All lines from the one containing "Give me the" through the last line of the listing below are to be copied exactly. Exclude the pictures.

* BEGIN Source material *

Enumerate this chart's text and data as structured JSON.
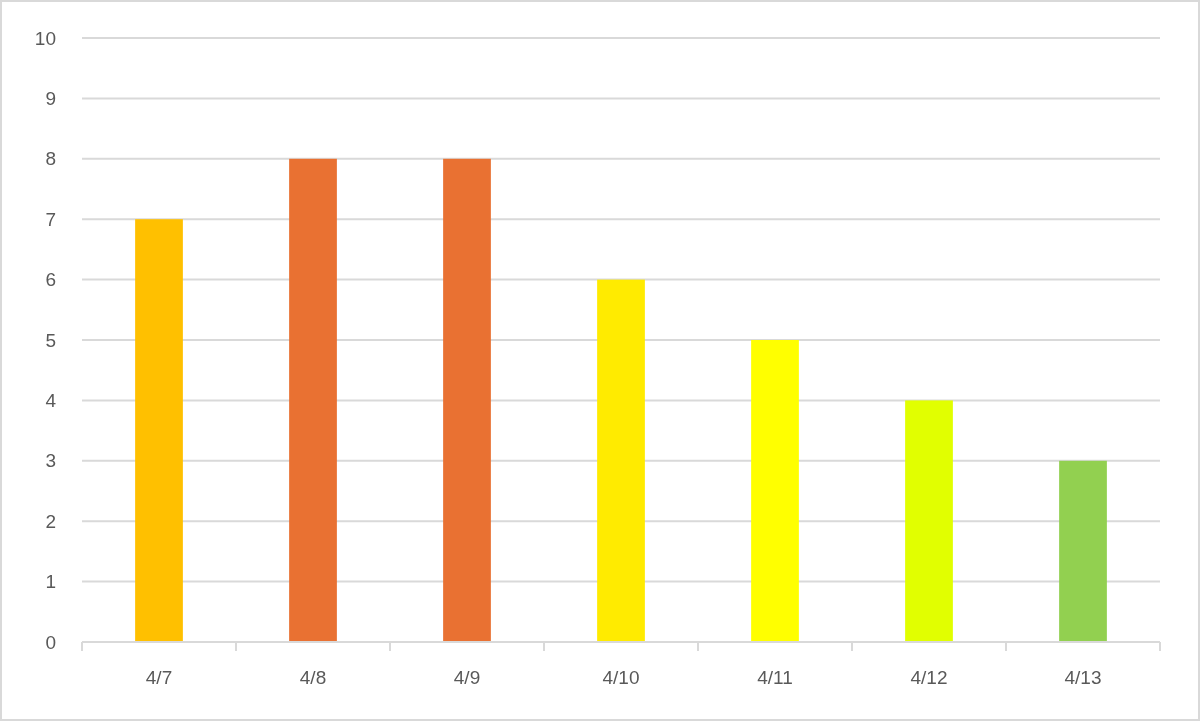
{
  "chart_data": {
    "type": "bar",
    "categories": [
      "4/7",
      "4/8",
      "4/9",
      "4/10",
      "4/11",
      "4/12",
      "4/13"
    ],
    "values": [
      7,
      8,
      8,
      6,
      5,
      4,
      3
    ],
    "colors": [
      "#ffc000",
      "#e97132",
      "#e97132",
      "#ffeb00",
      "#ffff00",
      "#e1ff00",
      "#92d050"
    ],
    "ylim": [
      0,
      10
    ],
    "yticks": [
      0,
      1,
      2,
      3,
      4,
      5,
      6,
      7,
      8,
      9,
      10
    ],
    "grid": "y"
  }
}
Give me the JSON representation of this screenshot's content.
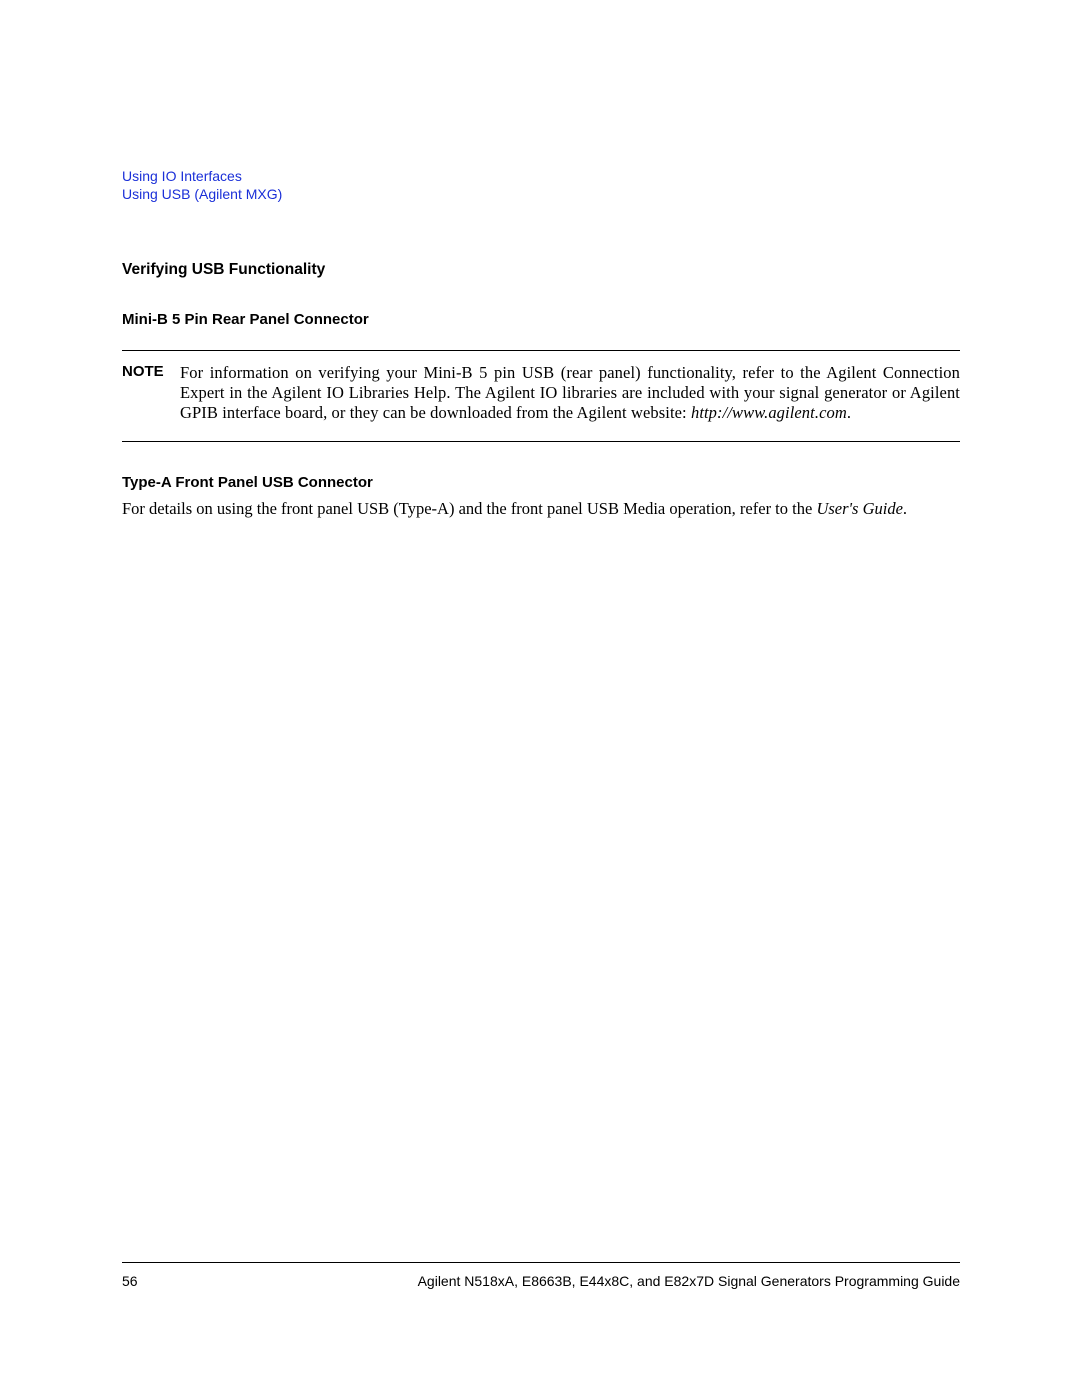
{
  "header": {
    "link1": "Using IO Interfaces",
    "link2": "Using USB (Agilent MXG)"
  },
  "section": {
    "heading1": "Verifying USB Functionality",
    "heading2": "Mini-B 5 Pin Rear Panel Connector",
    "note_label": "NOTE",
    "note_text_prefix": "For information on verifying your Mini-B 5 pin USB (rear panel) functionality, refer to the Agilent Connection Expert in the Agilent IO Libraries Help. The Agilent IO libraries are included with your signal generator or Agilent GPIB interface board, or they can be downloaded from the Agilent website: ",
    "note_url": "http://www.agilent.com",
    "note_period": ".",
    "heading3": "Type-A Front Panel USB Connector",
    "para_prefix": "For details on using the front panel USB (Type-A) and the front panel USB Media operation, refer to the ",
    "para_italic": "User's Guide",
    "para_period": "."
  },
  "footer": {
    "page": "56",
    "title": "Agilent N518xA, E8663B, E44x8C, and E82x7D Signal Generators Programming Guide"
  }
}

* END Source material *

• **Answer**
Give me the JSON representation of this screenshot's content.
{
  "header": {
    "link1": "Using IO Interfaces",
    "link2": "Using USB (Agilent MXG)"
  },
  "section": {
    "heading1": "Verifying USB Functionality",
    "heading2": "Mini-B 5 Pin Rear Panel Connector",
    "note_label": "NOTE",
    "note_text_prefix": "For information on verifying your Mini-B 5 pin USB (rear panel) functionality, refer to the Agilent Connection Expert in the Agilent IO Libraries Help. The Agilent IO libraries are included with your signal generator or Agilent GPIB interface board, or they can be downloaded from the Agilent website: ",
    "note_url": "http://www.agilent.com",
    "note_period": ".",
    "heading3": "Type-A Front Panel USB Connector",
    "para_prefix": "For details on using the front panel USB (Type-A) and the front panel USB Media operation, refer to the ",
    "para_italic": "User's Guide",
    "para_period": "."
  },
  "footer": {
    "page": "56",
    "title": "Agilent N518xA, E8663B, E44x8C, and E82x7D Signal Generators Programming Guide"
  }
}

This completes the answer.